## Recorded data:
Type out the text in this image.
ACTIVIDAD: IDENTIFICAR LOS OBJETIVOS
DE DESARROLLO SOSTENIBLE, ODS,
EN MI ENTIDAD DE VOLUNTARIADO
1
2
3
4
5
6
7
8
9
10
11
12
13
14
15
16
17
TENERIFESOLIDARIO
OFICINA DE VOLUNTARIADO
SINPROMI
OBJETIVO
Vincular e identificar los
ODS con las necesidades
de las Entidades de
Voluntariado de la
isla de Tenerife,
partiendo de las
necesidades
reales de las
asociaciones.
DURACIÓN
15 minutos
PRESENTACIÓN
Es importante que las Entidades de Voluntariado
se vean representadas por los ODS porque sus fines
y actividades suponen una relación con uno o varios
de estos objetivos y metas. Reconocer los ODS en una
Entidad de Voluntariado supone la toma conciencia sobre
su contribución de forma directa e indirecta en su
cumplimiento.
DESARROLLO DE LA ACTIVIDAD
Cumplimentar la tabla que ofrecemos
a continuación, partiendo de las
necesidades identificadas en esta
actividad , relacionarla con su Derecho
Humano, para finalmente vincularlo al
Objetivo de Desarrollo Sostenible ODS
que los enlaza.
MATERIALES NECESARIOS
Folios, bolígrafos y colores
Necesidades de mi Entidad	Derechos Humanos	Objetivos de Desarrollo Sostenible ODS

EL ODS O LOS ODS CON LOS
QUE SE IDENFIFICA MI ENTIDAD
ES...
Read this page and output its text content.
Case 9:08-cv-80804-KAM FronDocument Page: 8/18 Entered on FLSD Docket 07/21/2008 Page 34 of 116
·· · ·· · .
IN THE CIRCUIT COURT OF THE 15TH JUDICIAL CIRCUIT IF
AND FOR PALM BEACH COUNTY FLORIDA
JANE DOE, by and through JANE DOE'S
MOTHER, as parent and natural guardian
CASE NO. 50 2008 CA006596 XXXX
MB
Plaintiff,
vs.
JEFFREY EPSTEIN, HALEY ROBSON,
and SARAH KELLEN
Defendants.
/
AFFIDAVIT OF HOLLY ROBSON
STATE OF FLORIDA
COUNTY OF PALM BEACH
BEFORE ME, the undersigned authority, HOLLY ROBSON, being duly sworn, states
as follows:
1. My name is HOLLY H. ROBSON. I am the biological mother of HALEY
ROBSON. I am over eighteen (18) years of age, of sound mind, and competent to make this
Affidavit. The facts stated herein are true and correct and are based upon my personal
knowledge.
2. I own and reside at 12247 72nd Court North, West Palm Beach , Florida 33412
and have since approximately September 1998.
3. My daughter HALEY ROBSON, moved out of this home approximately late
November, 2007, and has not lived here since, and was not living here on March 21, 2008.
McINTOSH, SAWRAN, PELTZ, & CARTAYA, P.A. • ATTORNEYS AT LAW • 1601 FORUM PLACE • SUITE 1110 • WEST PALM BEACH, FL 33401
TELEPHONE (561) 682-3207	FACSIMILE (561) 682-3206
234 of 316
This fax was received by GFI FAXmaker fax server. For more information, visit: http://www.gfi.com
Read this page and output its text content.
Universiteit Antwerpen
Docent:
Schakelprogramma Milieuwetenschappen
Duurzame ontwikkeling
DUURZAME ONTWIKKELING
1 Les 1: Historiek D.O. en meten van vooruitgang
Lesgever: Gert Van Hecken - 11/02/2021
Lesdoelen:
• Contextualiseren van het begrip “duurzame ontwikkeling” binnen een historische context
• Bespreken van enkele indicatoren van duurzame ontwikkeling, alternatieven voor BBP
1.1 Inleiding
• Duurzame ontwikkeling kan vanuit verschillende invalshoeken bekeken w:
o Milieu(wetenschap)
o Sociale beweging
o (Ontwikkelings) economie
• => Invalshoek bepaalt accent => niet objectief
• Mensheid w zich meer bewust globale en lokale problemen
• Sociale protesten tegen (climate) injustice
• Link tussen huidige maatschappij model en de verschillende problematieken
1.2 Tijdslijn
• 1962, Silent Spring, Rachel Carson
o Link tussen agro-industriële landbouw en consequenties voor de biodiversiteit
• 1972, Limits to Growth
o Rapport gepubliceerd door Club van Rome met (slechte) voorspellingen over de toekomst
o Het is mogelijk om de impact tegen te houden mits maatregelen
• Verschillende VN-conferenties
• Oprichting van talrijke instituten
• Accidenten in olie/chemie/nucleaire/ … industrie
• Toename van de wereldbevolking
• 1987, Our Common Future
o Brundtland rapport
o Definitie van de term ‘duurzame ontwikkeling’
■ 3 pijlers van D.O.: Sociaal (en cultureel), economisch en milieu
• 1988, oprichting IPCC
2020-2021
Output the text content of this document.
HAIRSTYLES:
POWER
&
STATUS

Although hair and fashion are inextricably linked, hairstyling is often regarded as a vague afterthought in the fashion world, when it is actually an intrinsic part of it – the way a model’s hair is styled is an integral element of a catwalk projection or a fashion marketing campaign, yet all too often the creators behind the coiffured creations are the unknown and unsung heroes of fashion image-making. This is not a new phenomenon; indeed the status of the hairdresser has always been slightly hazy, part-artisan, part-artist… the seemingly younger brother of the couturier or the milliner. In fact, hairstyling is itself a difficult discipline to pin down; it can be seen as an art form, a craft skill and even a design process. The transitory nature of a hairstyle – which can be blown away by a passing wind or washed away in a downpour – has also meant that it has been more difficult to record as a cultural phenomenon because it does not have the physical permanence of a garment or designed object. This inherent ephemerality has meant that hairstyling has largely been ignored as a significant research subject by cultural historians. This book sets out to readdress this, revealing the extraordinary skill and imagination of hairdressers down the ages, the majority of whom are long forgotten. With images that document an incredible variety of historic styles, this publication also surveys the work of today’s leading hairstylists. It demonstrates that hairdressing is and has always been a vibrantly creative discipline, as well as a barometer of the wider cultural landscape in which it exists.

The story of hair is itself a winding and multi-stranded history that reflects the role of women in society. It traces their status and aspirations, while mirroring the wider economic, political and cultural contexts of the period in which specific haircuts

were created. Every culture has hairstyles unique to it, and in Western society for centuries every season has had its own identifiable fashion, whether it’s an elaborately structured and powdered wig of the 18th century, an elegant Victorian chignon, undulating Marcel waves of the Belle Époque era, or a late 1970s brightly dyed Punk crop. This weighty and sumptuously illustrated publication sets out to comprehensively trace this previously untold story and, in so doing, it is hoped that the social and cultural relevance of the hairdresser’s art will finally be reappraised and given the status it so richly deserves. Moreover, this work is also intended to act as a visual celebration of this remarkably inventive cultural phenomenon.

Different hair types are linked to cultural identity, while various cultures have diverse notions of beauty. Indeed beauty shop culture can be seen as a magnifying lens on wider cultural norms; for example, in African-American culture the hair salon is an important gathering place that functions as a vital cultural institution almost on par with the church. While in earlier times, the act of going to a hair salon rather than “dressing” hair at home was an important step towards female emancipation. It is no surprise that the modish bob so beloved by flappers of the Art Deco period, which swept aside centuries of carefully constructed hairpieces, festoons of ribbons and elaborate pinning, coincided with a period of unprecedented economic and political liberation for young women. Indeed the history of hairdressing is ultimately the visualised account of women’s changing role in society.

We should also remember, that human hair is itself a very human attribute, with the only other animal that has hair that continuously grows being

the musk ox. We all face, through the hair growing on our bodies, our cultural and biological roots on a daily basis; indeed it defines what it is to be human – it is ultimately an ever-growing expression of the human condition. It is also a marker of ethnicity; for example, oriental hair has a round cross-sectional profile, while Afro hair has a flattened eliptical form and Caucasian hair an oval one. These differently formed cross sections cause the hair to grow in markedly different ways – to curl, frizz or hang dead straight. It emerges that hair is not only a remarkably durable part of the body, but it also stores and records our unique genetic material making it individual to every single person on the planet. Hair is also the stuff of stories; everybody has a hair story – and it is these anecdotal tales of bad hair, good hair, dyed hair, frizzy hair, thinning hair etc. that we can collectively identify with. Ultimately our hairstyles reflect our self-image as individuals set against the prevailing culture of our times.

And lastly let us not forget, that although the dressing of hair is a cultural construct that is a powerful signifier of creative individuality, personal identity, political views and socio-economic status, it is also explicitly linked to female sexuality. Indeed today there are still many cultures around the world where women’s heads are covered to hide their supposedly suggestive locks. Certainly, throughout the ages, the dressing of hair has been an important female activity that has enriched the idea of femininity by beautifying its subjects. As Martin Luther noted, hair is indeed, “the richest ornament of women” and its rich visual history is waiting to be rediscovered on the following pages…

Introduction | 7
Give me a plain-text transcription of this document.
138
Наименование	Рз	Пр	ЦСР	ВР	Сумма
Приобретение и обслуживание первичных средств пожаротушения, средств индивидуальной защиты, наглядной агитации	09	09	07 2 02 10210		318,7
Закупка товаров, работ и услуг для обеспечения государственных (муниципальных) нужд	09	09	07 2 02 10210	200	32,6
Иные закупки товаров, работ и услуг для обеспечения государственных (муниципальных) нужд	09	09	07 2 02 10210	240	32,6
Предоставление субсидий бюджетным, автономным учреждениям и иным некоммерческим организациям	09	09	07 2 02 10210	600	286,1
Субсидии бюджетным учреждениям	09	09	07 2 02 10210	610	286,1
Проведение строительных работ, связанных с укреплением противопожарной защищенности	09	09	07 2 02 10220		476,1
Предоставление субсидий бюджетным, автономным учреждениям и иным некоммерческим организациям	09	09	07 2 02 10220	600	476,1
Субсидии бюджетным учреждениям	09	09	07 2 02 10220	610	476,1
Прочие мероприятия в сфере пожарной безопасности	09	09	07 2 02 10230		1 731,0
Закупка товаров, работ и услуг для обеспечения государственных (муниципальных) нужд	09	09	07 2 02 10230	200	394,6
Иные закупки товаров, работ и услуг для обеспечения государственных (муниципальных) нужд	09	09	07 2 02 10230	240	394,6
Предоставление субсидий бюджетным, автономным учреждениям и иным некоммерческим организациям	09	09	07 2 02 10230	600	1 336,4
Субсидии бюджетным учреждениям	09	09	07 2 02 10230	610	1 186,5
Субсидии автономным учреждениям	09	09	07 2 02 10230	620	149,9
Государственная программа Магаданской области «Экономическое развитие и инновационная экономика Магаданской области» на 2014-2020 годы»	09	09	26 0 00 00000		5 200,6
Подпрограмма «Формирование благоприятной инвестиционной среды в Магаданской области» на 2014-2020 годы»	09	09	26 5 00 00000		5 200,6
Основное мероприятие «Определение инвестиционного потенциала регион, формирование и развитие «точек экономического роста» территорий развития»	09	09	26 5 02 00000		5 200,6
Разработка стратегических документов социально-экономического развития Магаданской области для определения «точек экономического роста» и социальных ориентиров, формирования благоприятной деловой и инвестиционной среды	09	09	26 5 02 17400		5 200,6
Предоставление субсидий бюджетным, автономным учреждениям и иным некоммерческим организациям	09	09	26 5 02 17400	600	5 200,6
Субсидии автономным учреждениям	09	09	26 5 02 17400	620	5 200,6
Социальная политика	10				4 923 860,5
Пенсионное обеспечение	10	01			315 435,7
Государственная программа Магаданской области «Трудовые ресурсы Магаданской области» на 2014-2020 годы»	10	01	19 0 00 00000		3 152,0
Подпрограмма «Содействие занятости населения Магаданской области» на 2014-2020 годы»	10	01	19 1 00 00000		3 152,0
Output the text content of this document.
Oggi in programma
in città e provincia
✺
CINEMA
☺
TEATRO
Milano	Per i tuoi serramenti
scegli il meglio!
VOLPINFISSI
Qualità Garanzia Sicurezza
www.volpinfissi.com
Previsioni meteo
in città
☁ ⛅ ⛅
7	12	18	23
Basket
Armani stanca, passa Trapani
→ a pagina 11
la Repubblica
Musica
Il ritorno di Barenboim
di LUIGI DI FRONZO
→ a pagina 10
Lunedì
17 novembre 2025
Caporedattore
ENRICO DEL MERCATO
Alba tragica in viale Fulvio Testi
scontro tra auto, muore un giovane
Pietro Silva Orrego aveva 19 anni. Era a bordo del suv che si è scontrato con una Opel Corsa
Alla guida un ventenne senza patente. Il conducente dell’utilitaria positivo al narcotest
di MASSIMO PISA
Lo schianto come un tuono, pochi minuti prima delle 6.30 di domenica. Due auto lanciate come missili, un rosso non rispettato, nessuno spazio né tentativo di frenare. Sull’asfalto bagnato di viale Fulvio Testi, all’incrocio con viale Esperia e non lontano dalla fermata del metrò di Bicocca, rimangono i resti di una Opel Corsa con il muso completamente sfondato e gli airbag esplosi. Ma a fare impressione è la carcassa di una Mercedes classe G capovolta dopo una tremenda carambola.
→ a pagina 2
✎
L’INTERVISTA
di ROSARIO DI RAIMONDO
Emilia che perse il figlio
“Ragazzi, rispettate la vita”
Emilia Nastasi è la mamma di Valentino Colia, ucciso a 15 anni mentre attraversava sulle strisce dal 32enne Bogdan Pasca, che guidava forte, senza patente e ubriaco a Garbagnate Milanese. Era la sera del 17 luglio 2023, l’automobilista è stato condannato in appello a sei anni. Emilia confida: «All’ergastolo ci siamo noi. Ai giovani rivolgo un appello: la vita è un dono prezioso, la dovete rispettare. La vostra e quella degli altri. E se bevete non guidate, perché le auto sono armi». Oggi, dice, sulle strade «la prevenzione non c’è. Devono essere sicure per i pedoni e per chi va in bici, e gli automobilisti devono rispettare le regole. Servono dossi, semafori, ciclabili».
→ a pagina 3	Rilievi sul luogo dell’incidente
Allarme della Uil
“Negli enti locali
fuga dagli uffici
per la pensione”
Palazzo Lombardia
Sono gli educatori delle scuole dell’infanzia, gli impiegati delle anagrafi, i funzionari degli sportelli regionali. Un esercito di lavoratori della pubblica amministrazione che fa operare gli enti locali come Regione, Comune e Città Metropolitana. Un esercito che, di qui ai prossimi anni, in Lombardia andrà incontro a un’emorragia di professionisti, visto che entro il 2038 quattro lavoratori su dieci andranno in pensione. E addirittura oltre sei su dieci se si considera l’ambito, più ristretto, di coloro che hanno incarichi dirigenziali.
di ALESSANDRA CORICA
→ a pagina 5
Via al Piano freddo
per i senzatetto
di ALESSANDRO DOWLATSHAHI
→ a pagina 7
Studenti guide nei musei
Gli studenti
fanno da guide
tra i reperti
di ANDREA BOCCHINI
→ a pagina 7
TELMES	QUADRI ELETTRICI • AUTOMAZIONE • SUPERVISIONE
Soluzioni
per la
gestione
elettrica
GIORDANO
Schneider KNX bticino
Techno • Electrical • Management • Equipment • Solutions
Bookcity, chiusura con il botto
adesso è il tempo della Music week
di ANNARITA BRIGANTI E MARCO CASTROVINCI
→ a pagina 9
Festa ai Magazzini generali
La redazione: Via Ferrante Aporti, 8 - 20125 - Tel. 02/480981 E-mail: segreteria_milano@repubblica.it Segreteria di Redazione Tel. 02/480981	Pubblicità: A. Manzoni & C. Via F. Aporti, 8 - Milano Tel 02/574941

## Objective:
In the lines above, find each one with "Milano" and list it.

## Solution for this exercise:
Milano	Per i tuoi serramenti
La redazione: Via Ferrante Aporti, 8 - 20125 - Tel. 02/480981 E-mail: segreteria_milano@repubblica.it Segreteria di Redazione Tel. 02/480981	Pubblicità: A. Manzoni & C. Via F. Aporti, 8 - Milano Tel 02/574941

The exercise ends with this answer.